— Records for this exercise —

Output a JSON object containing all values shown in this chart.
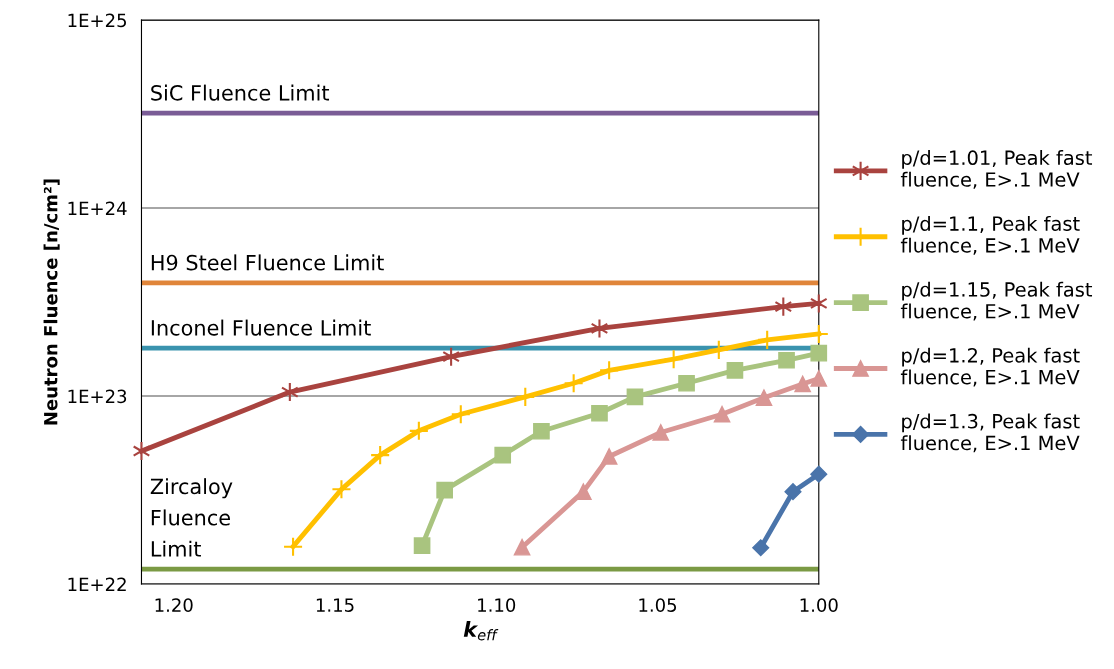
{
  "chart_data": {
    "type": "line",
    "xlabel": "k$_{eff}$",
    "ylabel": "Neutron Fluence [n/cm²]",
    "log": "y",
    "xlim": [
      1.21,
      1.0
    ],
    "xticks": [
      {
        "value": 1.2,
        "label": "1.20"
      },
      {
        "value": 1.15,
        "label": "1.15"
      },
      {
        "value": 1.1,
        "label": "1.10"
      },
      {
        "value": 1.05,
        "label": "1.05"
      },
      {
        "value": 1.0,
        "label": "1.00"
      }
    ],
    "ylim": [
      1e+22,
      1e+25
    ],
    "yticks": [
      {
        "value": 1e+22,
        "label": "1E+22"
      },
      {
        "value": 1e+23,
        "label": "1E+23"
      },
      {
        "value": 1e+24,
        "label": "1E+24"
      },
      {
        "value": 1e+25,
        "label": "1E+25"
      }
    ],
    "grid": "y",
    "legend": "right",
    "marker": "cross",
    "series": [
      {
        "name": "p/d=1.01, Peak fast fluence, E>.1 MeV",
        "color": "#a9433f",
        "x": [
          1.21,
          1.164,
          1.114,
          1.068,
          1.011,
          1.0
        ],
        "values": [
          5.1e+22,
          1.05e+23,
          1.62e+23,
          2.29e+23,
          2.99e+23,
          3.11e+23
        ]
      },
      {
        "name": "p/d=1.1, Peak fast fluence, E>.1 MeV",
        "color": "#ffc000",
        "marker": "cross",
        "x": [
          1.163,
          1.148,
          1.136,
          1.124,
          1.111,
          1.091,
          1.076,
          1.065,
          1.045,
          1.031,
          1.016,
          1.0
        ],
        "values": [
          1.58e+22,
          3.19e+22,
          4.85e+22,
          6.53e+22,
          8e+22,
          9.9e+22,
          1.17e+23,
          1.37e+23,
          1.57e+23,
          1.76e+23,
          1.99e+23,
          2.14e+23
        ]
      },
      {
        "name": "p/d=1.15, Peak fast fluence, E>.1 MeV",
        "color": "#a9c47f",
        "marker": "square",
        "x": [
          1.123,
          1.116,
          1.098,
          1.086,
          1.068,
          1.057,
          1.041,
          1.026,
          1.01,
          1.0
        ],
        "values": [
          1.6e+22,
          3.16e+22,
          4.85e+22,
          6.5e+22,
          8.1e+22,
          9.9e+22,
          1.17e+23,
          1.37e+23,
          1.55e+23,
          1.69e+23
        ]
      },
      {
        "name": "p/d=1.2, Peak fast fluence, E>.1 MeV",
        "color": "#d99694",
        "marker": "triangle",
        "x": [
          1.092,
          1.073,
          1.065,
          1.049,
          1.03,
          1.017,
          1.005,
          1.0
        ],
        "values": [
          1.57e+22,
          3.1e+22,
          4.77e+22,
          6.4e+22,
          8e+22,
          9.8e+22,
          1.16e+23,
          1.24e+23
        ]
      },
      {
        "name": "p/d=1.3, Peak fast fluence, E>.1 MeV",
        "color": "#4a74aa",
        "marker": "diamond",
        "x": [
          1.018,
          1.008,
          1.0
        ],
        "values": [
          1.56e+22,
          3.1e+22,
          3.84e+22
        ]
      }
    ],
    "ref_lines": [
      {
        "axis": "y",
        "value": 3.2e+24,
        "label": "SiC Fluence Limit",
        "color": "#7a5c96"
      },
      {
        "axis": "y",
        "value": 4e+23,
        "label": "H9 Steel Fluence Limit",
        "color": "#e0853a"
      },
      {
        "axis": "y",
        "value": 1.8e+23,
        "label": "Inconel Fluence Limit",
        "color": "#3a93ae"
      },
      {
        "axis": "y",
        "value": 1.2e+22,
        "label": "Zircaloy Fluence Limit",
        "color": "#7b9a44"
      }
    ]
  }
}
...
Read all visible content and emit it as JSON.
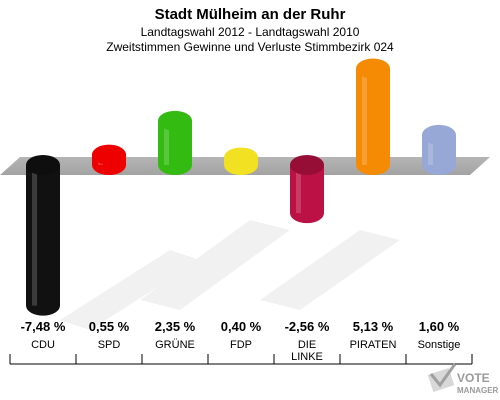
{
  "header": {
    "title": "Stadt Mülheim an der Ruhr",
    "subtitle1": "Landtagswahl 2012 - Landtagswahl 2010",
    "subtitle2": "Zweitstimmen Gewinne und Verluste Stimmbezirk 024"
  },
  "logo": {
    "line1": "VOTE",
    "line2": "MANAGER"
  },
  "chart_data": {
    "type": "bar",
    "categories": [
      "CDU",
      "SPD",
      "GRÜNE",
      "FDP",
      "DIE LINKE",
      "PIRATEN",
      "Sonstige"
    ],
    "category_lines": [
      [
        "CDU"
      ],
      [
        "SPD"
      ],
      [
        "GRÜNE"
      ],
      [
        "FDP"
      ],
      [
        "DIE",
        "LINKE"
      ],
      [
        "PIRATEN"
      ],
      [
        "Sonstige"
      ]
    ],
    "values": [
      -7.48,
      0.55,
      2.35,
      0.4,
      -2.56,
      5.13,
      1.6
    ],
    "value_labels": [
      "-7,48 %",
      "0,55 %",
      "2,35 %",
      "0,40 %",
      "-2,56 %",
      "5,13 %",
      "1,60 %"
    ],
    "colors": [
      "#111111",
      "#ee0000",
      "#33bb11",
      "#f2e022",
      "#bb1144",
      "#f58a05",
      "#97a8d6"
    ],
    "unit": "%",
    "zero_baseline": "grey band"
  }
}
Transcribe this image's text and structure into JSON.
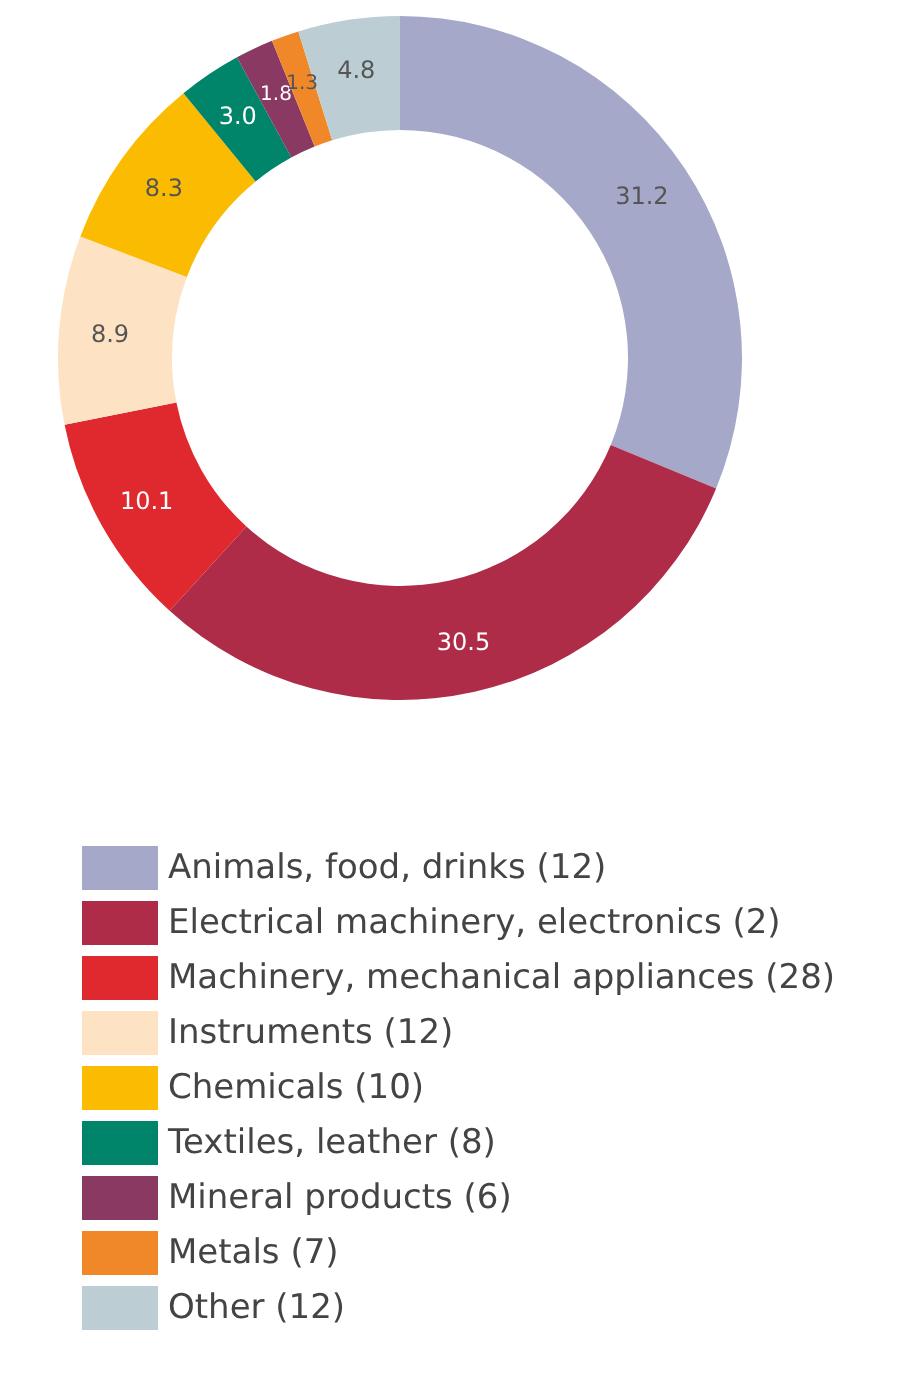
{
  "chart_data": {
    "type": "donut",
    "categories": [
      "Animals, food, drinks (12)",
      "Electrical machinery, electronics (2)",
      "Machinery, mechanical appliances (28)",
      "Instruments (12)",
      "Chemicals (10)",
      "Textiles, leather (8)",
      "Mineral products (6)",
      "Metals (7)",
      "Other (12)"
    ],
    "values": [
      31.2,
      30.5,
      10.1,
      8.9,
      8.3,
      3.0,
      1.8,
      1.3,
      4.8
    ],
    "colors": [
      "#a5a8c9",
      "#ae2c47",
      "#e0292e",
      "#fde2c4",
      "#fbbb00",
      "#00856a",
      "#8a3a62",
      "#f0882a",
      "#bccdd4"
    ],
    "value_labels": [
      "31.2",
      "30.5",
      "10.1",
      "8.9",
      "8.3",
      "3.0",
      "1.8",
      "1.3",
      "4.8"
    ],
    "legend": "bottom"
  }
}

— Set exercise —
Search the records for the word "marker". Copy every line that has it.

— Exercise solution —
    "marker": "cross",
        "marker": "cross",
        "marker": "square",
        "marker": "triangle",
        "marker": "diamond",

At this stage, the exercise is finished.